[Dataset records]
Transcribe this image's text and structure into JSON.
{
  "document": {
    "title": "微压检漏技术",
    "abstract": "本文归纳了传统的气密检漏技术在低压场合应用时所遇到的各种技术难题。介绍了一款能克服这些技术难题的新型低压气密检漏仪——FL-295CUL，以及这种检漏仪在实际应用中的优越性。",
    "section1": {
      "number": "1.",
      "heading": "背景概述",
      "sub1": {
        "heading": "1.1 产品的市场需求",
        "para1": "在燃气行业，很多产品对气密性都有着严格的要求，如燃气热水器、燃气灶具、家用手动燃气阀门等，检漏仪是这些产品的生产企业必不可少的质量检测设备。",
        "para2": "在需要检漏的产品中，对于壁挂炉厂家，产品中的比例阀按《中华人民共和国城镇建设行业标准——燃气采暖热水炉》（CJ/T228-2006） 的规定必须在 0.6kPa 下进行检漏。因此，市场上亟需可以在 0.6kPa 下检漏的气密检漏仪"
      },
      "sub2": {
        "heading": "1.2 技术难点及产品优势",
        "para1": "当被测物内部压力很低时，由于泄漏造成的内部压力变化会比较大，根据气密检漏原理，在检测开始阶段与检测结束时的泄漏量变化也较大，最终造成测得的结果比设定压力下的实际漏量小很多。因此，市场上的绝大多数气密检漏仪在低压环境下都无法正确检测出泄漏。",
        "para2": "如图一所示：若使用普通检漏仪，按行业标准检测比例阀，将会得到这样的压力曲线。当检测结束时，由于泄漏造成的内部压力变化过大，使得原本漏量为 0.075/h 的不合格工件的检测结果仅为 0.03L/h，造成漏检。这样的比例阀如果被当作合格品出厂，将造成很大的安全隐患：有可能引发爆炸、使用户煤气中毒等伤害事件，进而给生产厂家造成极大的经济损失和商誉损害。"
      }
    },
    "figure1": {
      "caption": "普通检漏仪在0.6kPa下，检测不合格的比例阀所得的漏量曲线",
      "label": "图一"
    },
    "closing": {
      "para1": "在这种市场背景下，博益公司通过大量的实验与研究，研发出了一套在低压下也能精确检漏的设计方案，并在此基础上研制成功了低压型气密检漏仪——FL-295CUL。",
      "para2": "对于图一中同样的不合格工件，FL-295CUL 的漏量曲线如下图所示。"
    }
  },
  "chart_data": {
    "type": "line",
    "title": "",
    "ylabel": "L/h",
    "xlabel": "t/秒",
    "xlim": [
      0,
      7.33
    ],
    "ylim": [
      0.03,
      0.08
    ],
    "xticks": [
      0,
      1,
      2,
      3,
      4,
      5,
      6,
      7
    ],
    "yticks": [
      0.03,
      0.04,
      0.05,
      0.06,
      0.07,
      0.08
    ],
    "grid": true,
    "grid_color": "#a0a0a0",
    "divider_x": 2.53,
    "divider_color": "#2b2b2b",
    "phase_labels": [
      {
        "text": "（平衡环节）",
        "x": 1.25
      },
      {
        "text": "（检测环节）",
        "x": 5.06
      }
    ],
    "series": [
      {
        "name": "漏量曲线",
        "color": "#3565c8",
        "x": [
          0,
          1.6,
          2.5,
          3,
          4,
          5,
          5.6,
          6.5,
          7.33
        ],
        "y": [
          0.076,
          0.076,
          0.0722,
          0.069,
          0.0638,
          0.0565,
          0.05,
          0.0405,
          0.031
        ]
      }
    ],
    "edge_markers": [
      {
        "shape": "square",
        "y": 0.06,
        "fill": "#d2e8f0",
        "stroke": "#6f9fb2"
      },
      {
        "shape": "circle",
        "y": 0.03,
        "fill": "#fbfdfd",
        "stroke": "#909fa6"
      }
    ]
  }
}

SET EXERCISE: Copy each line of the data above that holds "text".

REPLY TO THE EXERCISE:
Transcribe this image's text and structure into JSON.
        "text": "（平衡环节）",
        "text": "（检测环节）",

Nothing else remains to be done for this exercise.